Copy all records verbatim.

________________

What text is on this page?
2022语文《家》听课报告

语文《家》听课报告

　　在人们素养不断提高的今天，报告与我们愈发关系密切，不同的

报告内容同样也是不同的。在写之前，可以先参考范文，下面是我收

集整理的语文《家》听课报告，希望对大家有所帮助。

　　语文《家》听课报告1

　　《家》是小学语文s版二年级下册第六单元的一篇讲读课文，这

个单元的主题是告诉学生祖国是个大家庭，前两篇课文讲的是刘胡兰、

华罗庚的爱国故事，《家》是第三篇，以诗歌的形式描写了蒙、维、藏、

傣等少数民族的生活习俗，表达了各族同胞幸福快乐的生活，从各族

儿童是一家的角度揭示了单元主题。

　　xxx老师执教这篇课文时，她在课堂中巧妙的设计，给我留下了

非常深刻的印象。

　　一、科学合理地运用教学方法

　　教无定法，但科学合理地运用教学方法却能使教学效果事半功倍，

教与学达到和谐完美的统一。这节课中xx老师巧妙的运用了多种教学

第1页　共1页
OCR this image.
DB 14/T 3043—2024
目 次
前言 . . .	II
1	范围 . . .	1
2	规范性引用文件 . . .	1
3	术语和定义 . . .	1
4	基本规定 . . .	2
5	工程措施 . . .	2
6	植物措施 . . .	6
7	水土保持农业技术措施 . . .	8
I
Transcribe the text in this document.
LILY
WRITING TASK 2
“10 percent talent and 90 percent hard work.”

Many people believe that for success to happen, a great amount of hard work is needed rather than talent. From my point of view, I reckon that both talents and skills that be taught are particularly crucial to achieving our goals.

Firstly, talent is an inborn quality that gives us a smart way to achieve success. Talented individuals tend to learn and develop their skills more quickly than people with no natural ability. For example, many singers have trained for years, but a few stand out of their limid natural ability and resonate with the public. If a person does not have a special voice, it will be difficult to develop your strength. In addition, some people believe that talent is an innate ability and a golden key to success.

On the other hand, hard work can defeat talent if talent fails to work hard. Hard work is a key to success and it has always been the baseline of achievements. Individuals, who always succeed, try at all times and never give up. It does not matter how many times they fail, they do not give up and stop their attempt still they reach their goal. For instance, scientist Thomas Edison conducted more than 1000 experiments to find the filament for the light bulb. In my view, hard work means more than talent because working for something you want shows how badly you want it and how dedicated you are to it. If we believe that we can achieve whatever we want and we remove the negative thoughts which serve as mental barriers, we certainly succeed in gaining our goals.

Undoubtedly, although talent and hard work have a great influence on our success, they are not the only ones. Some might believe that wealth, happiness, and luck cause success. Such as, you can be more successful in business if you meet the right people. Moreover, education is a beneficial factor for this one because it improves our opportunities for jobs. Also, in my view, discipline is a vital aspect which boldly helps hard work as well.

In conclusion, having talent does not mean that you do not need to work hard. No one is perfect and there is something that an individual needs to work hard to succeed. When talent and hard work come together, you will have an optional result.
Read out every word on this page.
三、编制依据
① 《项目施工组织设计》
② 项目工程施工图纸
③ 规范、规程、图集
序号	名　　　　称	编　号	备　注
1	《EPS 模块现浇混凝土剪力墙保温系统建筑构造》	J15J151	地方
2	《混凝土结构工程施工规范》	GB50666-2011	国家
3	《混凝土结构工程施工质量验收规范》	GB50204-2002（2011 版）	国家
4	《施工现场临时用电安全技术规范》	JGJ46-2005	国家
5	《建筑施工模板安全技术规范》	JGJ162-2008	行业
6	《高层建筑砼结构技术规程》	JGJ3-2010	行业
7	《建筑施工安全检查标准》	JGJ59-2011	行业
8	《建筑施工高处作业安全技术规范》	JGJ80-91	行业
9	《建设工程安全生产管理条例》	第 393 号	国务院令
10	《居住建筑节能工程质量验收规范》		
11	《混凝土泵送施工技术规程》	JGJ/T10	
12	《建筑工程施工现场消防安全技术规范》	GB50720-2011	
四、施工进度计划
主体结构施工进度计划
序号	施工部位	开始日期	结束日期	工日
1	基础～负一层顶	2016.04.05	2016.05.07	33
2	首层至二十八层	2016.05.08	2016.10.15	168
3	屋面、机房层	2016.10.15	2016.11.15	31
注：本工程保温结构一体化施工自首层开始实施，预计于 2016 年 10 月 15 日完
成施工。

________________

### ANSWER BELOW
What text is on this page?
2022语文《家》听课报告

语文《家》听课报告

　　在人们素养不断提高的今天，报告与我们愈发关系密切，不同的

报告内容同样也是不同的。在写之前，可以先参考范文，下面是我收

集整理的语文《家》听课报告，希望对大家有所帮助。

　　语文《家》听课报告1

　　《家》是小学语文s版二年级下册第六单元的一篇讲读课文，这

个单元的主题是告诉学生祖国是个大家庭，前两篇课文讲的是刘胡兰、

华罗庚的爱国故事，《家》是第三篇，以诗歌的形式描写了蒙、维、藏、

傣等少数民族的生活习俗，表达了各族同胞幸福快乐的生活，从各族

儿童是一家的角度揭示了单元主题。

　　xxx老师执教这篇课文时，她在课堂中巧妙的设计，给我留下了

非常深刻的印象。

　　一、科学合理地运用教学方法

　　教无定法，但科学合理地运用教学方法却能使教学效果事半功倍，

教与学达到和谐完美的统一。这节课中xx老师巧妙的运用了多种教学

第1页　共1页
OCR this image.
DB 14/T 3043—2024
目 次
前言 . . .	II
1	范围 . . .	1
2	规范性引用文件 . . .	1
3	术语和定义 . . .	1
4	基本规定 . . .	2
5	工程措施 . . .	2
6	植物措施 . . .	6
7	水土保持农业技术措施 . . .	8
I
Transcribe the text in this document.
LILY
WRITING TASK 2
“10 percent talent and 90 percent hard work.”

Many people believe that for success to happen, a great amount of hard work is needed rather than talent. From my point of view, I reckon that both talents and skills that be taught are particularly crucial to achieving our goals.

Firstly, talent is an inborn quality that gives us a smart way to achieve success. Talented individuals tend to learn and develop their skills more quickly than people with no natural ability. For example, many singers have trained for years, but a few stand out of their limid natural ability and resonate with the public. If a person does not have a special voice, it will be difficult to develop your strength. In addition, some people believe that talent is an innate ability and a golden key to success.

On the other hand, hard work can defeat talent if talent fails to work hard. Hard work is a key to success and it has always been the baseline of achievements. Individuals, who always succeed, try at all times and never give up. It does not matter how many times they fail, they do not give up and stop their attempt still they reach their goal. For instance, scientist Thomas Edison conducted more than 1000 experiments to find the filament for the light bulb. In my view, hard work means more than talent because working for something you want shows how badly you want it and how dedicated you are to it. If we believe that we can achieve whatever we want and we remove the negative thoughts which serve as mental barriers, we certainly succeed in gaining our goals.

Undoubtedly, although talent and hard work have a great influence on our success, they are not the only ones. Some might believe that wealth, happiness, and luck cause success. Such as, you can be more successful in business if you meet the right people. Moreover, education is a beneficial factor for this one because it improves our opportunities for jobs. Also, in my view, discipline is a vital aspect which boldly helps hard work as well.

In conclusion, having talent does not mean that you do not need to work hard. No one is perfect and there is something that an individual needs to work hard to succeed. When talent and hard work come together, you will have an optional result.
Read out every word on this page.
三、编制依据
① 《项目施工组织设计》
② 项目工程施工图纸
③ 规范、规程、图集
序号	名　　　　称	编　号	备　注
1	《EPS 模块现浇混凝土剪力墙保温系统建筑构造》	J15J151	地方
2	《混凝土结构工程施工规范》	GB50666-2011	国家
3	《混凝土结构工程施工质量验收规范》	GB50204-2002（2011 版）	国家
4	《施工现场临时用电安全技术规范》	JGJ46-2005	国家
5	《建筑施工模板安全技术规范》	JGJ162-2008	行业
6	《高层建筑砼结构技术规程》	JGJ3-2010	行业
7	《建筑施工安全检查标准》	JGJ59-2011	行业
8	《建筑施工高处作业安全技术规范》	JGJ80-91	行业
9	《建设工程安全生产管理条例》	第 393 号	国务院令
10	《居住建筑节能工程质量验收规范》		
11	《混凝土泵送施工技术规程》	JGJ/T10	
12	《建筑工程施工现场消防安全技术规范》	GB50720-2011	
四、施工进度计划
主体结构施工进度计划
序号	施工部位	开始日期	结束日期	工日
1	基础～负一层顶	2016.04.05	2016.05.07	33
2	首层至二十八层	2016.05.08	2016.10.15	168
3	屋面、机房层	2016.10.15	2016.11.15	31
注：本工程保温结构一体化施工自首层开始实施，预计于 2016 年 10 月 15 日完
成施工。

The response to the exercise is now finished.